>> START Supplied entries
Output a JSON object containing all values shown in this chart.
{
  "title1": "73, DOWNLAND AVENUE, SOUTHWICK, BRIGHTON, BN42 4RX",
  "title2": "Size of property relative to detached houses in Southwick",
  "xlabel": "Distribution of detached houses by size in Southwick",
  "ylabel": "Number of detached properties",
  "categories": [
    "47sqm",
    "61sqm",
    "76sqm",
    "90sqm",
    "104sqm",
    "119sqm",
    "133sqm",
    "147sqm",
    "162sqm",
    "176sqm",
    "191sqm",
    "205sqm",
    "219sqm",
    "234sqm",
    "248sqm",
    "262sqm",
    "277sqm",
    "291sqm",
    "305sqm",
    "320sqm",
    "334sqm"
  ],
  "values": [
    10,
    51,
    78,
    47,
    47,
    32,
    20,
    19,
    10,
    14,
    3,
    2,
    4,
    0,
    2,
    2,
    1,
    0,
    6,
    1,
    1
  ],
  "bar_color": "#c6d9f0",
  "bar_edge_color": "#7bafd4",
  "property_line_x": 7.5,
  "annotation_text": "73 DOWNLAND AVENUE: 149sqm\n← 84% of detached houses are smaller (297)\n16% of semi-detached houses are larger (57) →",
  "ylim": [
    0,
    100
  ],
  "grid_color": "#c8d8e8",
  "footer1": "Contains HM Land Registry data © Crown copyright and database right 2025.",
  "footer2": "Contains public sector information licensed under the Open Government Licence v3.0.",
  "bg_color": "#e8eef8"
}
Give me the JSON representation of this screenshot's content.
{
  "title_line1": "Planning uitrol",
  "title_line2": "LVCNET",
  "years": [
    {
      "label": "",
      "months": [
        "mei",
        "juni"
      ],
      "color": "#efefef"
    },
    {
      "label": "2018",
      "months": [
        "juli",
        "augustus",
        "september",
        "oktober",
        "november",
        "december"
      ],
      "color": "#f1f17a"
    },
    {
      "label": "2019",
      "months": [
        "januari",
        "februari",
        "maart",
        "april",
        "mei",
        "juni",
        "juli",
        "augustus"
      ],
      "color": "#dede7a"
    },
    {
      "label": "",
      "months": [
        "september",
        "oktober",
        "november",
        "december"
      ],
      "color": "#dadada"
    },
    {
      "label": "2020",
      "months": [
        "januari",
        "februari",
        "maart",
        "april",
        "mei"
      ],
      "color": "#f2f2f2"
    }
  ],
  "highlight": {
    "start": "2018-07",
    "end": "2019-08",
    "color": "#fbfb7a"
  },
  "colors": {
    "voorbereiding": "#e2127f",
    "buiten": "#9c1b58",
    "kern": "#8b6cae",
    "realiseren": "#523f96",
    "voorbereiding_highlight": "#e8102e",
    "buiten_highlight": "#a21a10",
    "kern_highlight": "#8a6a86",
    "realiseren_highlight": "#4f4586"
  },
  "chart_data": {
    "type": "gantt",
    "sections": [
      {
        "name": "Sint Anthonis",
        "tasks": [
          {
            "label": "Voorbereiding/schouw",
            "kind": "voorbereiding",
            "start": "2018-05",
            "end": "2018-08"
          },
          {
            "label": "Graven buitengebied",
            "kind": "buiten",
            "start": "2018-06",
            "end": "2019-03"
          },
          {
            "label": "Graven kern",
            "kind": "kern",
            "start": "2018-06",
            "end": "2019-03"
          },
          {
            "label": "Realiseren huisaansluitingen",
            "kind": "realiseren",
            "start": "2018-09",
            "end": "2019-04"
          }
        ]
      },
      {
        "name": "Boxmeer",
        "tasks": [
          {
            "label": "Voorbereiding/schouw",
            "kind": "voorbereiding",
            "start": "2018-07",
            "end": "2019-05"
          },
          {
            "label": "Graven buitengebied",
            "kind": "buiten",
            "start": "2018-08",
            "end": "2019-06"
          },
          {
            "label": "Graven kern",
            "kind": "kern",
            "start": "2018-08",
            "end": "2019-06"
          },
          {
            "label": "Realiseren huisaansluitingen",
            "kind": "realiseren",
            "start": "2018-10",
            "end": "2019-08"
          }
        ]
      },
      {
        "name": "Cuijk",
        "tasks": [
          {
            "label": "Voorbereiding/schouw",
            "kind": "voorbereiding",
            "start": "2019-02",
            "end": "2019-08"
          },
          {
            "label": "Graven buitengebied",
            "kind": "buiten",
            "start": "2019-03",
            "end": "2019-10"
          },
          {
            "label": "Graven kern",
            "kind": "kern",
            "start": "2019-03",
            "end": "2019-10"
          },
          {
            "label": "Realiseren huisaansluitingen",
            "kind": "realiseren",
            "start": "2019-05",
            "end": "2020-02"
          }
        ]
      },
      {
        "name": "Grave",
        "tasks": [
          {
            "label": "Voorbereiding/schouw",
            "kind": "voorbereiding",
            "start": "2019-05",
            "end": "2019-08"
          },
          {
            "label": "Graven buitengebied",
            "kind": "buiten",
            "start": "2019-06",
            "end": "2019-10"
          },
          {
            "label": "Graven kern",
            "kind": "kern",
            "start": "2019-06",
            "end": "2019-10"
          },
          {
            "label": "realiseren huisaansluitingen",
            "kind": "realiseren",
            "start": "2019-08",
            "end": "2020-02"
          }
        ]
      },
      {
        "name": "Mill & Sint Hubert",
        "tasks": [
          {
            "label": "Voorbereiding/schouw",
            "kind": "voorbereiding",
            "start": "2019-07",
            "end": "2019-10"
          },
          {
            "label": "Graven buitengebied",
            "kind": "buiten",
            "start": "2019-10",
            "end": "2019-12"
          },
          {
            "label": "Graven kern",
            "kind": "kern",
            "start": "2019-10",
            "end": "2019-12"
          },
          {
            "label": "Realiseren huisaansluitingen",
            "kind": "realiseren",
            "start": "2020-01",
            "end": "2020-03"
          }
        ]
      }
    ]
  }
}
>> END Supplied entries
What to do: Scan the material above for the word "JSON". Copy each line where it occurs.

Exercise result:
Output a JSON object containing all values shown in this chart.
Give me the JSON representation of this screenshot's content.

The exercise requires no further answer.